Stored items from a collection

▽

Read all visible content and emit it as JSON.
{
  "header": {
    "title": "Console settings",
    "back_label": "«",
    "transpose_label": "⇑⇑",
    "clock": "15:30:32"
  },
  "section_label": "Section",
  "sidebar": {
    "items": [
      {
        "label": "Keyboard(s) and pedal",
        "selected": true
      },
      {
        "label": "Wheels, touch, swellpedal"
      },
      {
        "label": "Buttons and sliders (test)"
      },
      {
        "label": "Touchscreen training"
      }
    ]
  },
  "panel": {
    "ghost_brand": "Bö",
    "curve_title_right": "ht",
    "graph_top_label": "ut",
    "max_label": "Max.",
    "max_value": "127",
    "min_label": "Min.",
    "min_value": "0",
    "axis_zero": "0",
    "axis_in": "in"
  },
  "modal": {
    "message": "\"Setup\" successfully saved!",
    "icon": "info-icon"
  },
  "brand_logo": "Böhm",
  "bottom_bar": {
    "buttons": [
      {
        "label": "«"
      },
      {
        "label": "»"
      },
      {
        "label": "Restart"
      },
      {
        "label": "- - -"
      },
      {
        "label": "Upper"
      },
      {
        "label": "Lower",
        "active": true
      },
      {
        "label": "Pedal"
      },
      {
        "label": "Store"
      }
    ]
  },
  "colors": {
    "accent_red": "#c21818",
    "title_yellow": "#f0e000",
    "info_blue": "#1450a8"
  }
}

△

All entries must be repeated verbatim.

- _THE ANSWER_:
Read all visible content and emit it as JSON.
{
  "header": {
    "title": "Console settings",
    "back_label": "«",
    "transpose_label": "⇑⇑",
    "clock": "15:30:32"
  },
  "section_label": "Section",
  "sidebar": {
    "items": [
      {
        "label": "Keyboard(s) and pedal",
        "selected": true
      },
      {
        "label": "Wheels, touch, swellpedal"
      },
      {
        "label": "Buttons and sliders (test)"
      },
      {
        "label": "Touchscreen training"
      }
    ]
  },
  "panel": {
    "ghost_brand": "Bö",
    "curve_title_right": "ht",
    "graph_top_label": "ut",
    "max_label": "Max.",
    "max_value": "127",
    "min_label": "Min.",
    "min_value": "0",
    "axis_zero": "0",
    "axis_in": "in"
  },
  "modal": {
    "message": "\"Setup\" successfully saved!",
    "icon": "info-icon"
  },
  "brand_logo": "Böhm",
  "bottom_bar": {
    "buttons": [
      {
        "label": "«"
      },
      {
        "label": "»"
      },
      {
        "label": "Restart"
      },
      {
        "label": "- - -"
      },
      {
        "label": "Upper"
      },
      {
        "label": "Lower",
        "active": true
      },
      {
        "label": "Pedal"
      },
      {
        "label": "Store"
      }
    ]
  },
  "colors": {
    "accent_red": "#c21818",
    "title_yellow": "#f0e000",
    "info_blue": "#1450a8"
  }
}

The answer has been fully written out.